Extrait -

--

Entretien | André Kaspi, spécialiste de l’histoire américaine,[…] explique en quoi le réalisateur s’est éloigné de la vérité historique pour raconter la vie d’Abraham Lincoln.
Abraham Lincoln, était-il le grand humaniste abolitionniste dont Spielberg imprime la légende dans son biopic, Lincoln, en salles le 30 janvier 2013 ? Pour distinguer l’homme du mythe, nous avons demandé l’avis d’André Kaspi, professeur émérite à la Sorbonne et éminent spécialiste de l’histoire des Etats-Unis.
Qu’avez-vous pensé du film ?
Le film m’a paru un peu long, parfois émouvant, surtout vers la fin, lorsque le treizième amendement [abolissant l’esclavage] est enfin adopté. Ce qui m’ennuie en revanche, c’est que tout soit centré sur ce treizième amendement. Je comprends que pour des raisons de scénario, de récit, il faille un sujet très fort, mais cela réduit le rôle de Lincoln à un événement qui est très important, je n’en disconviens pas, mais qui n’est pas le seul de sa présidence. Au même moment, le chemin de fer transcontinental est en plein essor : il doit réunir la côte atlantique et la côté pacifique. L’aspect économique de la guerre de Sécession est passé sous silence. Les Sudistes ont besoin d’exporter leur coton, et donc de l’esclavage, les Nordistes ont besoin de protéger leurs industries. En simplifiant, Spielberg déforme le sens de la guerre de Sécession pour en faire uniquement une bataille en faveur de l’égalité des races. C’est une adaptation de l’histoire à l’atmosphère du présent.

--

Entrées listées -
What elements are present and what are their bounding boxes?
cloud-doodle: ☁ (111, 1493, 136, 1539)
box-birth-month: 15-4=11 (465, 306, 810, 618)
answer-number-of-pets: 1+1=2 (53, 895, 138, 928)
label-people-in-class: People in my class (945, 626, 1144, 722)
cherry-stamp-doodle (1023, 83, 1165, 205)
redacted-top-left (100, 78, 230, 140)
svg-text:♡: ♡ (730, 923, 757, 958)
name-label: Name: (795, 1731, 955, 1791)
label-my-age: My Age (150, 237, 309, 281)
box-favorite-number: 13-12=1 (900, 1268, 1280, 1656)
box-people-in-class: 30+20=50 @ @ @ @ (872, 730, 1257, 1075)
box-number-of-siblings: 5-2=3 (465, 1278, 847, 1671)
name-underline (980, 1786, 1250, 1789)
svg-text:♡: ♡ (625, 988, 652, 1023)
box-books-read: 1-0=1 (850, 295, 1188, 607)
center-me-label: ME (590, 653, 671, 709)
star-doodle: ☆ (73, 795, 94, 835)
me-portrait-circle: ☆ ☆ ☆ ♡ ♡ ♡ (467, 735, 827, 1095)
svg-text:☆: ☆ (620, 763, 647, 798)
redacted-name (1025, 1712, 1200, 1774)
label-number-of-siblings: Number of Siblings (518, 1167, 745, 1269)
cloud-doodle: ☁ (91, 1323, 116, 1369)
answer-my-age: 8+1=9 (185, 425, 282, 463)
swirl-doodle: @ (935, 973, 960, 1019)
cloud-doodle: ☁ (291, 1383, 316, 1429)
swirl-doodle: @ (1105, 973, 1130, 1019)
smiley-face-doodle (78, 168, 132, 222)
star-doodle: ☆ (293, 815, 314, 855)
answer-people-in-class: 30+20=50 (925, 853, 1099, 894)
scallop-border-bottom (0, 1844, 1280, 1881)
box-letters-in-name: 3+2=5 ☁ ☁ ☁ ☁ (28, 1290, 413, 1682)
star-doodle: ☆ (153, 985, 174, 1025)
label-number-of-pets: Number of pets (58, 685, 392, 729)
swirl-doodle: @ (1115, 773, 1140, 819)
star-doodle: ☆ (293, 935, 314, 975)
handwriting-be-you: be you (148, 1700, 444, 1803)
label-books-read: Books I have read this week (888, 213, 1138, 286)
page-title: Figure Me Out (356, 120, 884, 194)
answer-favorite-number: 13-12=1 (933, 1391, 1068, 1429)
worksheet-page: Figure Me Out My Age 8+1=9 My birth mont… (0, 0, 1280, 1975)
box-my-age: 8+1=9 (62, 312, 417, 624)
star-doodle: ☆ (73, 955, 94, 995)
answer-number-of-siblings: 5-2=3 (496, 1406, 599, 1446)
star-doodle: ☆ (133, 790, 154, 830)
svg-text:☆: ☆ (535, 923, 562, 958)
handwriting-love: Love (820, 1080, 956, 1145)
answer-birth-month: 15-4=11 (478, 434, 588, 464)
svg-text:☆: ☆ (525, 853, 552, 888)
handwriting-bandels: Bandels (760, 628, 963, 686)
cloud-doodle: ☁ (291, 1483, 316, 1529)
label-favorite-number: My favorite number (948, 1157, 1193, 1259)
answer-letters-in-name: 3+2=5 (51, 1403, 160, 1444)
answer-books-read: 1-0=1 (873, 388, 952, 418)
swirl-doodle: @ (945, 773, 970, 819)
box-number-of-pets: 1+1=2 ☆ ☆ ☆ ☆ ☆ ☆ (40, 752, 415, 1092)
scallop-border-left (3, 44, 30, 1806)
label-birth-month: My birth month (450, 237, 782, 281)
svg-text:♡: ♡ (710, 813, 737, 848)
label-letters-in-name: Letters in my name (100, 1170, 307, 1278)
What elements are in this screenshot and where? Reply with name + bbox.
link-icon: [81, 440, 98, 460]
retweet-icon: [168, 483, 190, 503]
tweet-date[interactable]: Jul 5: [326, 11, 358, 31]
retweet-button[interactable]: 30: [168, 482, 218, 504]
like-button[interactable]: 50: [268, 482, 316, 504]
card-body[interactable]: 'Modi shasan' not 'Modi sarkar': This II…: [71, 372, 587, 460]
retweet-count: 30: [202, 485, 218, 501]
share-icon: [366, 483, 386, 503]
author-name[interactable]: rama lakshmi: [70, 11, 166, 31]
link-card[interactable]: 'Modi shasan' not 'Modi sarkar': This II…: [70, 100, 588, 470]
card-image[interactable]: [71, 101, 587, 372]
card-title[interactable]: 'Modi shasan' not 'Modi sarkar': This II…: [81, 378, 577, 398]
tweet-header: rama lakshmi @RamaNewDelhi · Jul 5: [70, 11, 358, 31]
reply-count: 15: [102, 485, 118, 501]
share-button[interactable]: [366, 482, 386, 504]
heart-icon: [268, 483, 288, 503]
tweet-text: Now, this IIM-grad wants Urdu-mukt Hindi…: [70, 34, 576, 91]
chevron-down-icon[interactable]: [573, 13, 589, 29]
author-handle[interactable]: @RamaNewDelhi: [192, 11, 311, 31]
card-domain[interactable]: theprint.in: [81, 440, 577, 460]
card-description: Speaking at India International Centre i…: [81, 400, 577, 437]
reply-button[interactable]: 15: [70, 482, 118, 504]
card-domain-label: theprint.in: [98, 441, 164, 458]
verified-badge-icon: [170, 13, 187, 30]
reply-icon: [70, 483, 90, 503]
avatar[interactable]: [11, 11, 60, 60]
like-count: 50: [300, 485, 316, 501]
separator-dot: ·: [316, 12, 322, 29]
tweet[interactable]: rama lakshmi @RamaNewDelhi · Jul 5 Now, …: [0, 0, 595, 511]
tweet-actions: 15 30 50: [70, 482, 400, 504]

--

Énoncé A - D'après l'entretien sur le film Lincoln, à quelle date le film sort-il en salles ?
Énoncé B - Reprenez l'entretien sur le film Lincoln à la suite de sa dernière phrase.
Les items ne sont d'aucune utilité ici.

Réponse attendue A - Le 30 janvier 2013.

Réponse attendue B -
« Lincoln avait déclaré que
s’il fallait maintenir l’esclavage
pour conserver l’Union,
il le maintiendrait. »
Pouvez-vous redonner le contexte historique ?
Les onze états confédérés [les Sudistes, tuniques grises] qui ont fait sécession craignaient en effet que Lincoln, le premier président républicain de l’histoire des Etats-Unis, abolisse l’esclavage. Mais ce n’était pas le programme essentiel de Lincoln. Il a toujours dit que ce qui l’importait avant tout c’était la défense des vingt-trois états de l’Union [les Nordistes, tuniques bleues]. Il avait même déclaré que s’il fallait maintenir l’esclavage pour conserver l’Union, il le maintiendrait. Ce n’est qu’à partir de 1863-64 que l’abolition de l’esclavage est passée au premier plan. En 1860, les Etats-Unis étaient formés de trois régions : les états esclavagistes, les états abolitionnistes et les territoires dans lesquels se poursuivait l’expansion territoriale [les futurs états du Washington, Idaho, Montana, Wyoming, Dakota du Nord et Sud, Utah, Colorado, Nabraska, Arizona, Nouveau-Mexique, Oklahoma]. Le conflit entre le Nord et le Sud consistait à décider si les nouveaux territoires conquis passeront sous la domination des abolitionnistes ou des esclavagistes.
Aucune autre guerre ne fera autant de morts parmi les Américains que la guerre civile, y compris la Seconde guerre mondiale. En 1865, si on additionne les pertes du Nord et du Sud, on totalise plus de 600 000 morts sur une population de 31 millions d’habitants. C’est une proportion considérable, sans compter les centaines de milliers de blessées qui vont traîner leurs blessures jusqu’au tout début du XXe siècle. Jusqu’à cette date, dans les campagnes électorales, il y avait toujours des politiciens qui agitaient la « chemise sanglante », c’est-à-dire qui rappelaient les souffrances de la guerre de Sécession.
Dans le film, le treizième amendement est voté au terme d’une bataille juridique épique. Qu’en fut-il dans la réalité ?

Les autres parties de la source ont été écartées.